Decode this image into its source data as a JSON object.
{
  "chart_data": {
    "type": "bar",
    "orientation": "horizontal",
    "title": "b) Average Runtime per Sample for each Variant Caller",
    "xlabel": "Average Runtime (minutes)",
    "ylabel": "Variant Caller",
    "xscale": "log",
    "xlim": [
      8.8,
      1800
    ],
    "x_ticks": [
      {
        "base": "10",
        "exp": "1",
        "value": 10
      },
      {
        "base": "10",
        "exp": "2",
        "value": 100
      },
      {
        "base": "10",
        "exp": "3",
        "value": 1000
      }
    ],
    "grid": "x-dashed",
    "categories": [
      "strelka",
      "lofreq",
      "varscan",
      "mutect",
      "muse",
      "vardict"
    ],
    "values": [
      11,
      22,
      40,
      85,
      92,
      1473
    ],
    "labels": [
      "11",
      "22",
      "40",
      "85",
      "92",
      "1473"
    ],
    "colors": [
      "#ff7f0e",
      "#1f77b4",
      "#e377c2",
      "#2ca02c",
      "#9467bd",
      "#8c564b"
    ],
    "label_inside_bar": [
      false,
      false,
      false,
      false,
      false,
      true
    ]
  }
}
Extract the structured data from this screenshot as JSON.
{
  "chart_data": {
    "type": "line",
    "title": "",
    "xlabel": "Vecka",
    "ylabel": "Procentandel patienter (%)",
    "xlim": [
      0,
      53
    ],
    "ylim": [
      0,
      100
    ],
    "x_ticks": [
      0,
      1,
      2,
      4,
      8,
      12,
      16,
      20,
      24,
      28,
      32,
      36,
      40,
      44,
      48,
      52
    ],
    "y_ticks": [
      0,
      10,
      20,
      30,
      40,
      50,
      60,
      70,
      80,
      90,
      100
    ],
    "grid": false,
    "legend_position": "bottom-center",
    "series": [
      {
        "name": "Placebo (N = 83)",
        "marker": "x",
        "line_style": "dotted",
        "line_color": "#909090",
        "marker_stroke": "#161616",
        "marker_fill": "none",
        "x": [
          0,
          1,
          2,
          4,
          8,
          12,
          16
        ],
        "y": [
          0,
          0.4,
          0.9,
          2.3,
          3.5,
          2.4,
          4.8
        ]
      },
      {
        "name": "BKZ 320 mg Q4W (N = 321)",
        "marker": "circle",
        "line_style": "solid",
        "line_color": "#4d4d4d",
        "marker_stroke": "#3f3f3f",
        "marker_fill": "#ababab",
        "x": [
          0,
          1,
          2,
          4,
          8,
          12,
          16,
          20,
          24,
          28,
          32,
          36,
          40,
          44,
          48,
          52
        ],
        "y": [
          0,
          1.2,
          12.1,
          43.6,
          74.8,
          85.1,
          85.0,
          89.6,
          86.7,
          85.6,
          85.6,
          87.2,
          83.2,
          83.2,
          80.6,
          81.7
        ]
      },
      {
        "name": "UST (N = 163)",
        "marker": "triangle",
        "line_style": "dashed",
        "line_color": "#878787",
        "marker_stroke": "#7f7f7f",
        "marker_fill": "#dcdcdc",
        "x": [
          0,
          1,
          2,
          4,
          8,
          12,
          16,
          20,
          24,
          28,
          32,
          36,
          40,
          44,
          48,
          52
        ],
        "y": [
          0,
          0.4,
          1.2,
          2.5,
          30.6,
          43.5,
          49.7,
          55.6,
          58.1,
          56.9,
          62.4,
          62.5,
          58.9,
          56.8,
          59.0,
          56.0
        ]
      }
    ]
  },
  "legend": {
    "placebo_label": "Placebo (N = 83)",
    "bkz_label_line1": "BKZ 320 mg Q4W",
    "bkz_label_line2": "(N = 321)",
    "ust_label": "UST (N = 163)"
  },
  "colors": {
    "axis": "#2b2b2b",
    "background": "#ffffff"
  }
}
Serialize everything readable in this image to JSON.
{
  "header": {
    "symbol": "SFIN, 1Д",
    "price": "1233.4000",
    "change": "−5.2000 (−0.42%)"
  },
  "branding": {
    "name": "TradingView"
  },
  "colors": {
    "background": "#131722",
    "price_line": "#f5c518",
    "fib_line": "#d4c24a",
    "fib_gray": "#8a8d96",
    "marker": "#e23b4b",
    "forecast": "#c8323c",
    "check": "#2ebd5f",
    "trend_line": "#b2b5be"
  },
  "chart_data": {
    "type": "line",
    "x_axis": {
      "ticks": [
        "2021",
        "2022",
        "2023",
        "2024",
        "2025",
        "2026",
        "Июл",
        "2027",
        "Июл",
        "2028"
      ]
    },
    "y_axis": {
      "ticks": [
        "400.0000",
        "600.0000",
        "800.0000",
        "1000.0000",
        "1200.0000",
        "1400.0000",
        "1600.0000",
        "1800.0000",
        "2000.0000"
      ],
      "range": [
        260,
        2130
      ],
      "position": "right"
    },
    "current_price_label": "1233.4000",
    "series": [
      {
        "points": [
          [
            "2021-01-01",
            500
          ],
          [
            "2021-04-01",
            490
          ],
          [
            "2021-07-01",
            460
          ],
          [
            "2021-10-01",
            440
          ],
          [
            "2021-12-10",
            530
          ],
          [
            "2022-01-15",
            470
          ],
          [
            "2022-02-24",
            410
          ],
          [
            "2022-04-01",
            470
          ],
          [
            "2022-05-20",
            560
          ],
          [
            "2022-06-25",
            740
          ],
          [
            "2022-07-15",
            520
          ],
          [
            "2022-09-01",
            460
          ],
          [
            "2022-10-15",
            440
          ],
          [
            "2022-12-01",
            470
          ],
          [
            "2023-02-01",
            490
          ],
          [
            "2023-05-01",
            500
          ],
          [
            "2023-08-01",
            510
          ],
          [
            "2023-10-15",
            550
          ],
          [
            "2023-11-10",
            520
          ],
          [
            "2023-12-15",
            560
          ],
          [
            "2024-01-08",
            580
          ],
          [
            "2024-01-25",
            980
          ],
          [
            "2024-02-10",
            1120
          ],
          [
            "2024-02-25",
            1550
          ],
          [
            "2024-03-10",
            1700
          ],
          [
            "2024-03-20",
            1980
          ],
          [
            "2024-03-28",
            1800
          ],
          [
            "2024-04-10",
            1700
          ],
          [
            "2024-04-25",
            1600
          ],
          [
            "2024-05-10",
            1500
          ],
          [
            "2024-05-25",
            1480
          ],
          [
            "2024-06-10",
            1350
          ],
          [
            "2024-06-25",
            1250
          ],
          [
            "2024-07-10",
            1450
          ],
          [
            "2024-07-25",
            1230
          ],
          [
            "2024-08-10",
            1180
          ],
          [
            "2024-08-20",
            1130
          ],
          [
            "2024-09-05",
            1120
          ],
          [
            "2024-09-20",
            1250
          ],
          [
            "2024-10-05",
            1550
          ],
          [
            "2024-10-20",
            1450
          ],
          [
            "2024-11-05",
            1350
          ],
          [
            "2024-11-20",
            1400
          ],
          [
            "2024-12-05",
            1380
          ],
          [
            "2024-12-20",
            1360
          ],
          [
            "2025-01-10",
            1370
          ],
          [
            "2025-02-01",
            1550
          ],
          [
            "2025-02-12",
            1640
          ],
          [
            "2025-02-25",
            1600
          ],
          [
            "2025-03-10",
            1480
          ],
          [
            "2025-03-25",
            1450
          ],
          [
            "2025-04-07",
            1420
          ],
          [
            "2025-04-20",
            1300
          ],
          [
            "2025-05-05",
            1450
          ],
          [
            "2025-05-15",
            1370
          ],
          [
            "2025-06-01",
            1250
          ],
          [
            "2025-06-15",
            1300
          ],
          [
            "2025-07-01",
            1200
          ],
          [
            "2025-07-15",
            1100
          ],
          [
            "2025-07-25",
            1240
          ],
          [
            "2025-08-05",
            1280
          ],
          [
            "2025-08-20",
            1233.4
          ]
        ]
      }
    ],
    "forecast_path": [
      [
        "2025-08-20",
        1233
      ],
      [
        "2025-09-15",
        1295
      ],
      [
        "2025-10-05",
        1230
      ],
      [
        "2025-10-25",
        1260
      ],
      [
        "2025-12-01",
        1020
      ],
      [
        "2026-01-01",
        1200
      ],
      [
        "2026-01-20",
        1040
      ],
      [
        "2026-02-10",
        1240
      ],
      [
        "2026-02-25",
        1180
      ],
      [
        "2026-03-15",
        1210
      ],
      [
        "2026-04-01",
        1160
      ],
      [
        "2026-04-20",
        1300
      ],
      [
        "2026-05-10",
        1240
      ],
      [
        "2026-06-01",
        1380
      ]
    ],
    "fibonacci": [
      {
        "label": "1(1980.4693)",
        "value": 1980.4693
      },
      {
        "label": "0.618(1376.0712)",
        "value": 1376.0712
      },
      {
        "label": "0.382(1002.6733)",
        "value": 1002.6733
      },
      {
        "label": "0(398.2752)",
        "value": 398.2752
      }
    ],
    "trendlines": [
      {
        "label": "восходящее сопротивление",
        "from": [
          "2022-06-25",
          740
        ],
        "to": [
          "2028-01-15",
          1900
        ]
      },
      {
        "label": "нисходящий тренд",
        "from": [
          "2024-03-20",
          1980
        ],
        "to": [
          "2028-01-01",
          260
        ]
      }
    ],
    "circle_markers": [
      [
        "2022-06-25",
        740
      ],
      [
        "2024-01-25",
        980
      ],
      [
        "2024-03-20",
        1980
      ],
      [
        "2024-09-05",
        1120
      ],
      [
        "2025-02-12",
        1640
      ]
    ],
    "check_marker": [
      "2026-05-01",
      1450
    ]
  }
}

┄┄┄┄┄┄┄┄┄┄

Written instruction
From the entries above, extract each line containing "Placebo".

Task response
        "name": "Placebo (N = 83)",
    "placebo_label": "Placebo (N = 83)",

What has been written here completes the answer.